DR. FRANK MADDUX: Doris, thank you so much for being with me. Anything else you’d like to add that maybe we haven’t covered?
Doris Fuertinger: One last thing-- as I said, the virtual clinic concept is not a one or two-trick pony and is not limited to the area of kidney disease and we actually have-- team has worked on a proof of concept in the area of osteoporosis and here, I really need to mention Dr. David York from my team, who was driving these efforts and what is very, very interesting is that we see that for osteoporosis, where there are a lot of different medications out that can be used to treat it, but there’s no really good guidelines how to actually combine them and this field can actually make great use of the virtual clinic concept because in these simulated clinical trials, it’s quite easy to test different combinations of drugs and see what is the best option for the patient and this is actually what we have done and it’s very exciting that we see that the-- if you take three drugs, for example, and you just change the way-- the order in which they are administered, then you can actually influence the short and the long-term outcomes for the patients significantly and this is so exciting and something that we would have not been able to see in clinical trials for a long, long time.
DR. FRANK MADDUX: Dr. Doris Fuertinger has been with me today and I just want to congratulate you and your team on the work that you’ve done over the years and the work that you have to do in these many areas of physiology. I think it’s been quite groundbreaking and thanks for joining us.
Doris Fuertinger: Thank you so much for having me.
+---+
TASK INSTRUCTIONS ▸
**A.** In the interview, copy out the text from "DR. FRANK MADDUX: Dr." to "for joining us.".
**B.** Based on the interview, mark each statement yes or no, and quote the words that decide it: (i) The team has worked on a proof of concept in osteoporosis. (ii) The virtual clinic concept is limited to kidney disease. (iii) There are good guidelines for combining osteoporosis medications.
The data have nothing to do with the interview.
+---+
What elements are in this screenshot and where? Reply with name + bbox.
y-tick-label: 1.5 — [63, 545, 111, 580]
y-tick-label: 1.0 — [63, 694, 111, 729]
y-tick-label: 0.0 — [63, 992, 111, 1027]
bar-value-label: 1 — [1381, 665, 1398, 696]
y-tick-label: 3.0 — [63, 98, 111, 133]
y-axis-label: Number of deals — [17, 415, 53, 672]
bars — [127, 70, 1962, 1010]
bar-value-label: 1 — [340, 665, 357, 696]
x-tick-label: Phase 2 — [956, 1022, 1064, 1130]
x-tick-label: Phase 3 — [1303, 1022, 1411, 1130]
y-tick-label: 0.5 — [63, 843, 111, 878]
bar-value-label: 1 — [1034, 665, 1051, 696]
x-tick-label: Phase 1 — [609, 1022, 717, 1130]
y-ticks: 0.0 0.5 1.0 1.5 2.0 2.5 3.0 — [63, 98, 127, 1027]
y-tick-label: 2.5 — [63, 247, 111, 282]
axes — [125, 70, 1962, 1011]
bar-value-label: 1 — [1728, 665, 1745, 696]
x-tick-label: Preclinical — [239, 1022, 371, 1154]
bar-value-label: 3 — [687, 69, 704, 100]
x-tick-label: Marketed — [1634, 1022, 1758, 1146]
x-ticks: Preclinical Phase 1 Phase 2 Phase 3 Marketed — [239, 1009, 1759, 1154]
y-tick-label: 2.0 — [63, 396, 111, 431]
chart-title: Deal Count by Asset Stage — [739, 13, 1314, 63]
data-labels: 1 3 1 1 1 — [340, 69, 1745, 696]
+---+
ANSWERS TO THIS EXERCISE ▸
**A.**
DR. FRANK MADDUX: Dr. Doris Fuertinger has been with me today and I just want to congratulate you and your team on the work that you’ve done over the years and the work that you have to do in these many areas of physiology. I think it’s been quite groundbreaking and thanks for joining us.

**B.**
(i) Yes: "team has worked on a proof of concept in the area of osteoporosis"
(ii) No: "is not limited to the area of kidney disease"
(iii) No: "there’s no really good guidelines how to actually combine them"